--- Problem to solve ---
Check every line below for the word "بهره" and show those that hold it.

--- Extracted entries ---
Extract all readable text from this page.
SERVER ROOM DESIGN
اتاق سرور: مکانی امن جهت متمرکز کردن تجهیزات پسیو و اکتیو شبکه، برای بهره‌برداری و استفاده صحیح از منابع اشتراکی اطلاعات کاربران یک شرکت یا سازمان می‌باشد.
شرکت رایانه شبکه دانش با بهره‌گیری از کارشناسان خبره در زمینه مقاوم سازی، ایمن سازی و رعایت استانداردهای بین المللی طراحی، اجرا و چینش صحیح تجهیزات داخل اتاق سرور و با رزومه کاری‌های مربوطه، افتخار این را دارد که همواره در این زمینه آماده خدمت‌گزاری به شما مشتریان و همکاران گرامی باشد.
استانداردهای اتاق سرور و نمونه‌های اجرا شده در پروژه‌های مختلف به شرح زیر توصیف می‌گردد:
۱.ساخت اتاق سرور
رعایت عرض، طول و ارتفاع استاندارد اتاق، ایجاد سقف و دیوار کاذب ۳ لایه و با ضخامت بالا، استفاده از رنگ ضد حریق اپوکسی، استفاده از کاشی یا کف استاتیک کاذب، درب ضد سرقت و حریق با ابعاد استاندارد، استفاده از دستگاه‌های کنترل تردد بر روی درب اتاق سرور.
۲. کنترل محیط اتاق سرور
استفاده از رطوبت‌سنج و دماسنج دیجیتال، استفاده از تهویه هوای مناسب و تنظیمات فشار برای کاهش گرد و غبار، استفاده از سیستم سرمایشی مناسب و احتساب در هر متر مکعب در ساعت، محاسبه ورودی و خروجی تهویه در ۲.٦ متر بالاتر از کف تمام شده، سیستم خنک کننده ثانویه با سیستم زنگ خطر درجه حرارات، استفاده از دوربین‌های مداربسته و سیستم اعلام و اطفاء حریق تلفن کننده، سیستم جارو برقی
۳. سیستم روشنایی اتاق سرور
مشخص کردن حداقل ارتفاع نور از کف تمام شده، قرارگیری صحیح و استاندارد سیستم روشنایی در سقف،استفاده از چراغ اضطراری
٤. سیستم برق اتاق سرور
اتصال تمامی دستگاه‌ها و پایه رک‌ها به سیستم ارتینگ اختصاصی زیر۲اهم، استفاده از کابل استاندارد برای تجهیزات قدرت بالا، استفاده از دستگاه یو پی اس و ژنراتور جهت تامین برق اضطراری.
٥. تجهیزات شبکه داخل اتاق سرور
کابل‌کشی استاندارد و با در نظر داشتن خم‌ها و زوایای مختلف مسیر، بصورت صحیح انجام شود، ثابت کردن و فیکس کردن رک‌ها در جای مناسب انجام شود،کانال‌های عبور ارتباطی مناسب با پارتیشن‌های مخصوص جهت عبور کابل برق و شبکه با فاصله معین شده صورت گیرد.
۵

--- Task output ---
اتاق سرور: مکانی امن جهت متمرکز کردن تجهیزات پسیو و اکتیو شبکه، برای بهره‌برداری و استفاده صحیح از منابع اشتراکی اطلاعات کاربران یک شرکت یا سازمان می‌باشد.
شرکت رایانه شبکه دانش با بهره‌گیری از کارشناسان خبره در زمینه مقاوم سازی، ایمن سازی و رعایت استانداردهای بین المللی طراحی، اجرا و چینش صحیح تجهیزات داخل اتاق سرور و با رزومه کاری‌های مربوطه، افتخار این را دارد که همواره در این زمینه آماده خدمت‌گزاری به شما مشتریان و همکاران گرامی باشد.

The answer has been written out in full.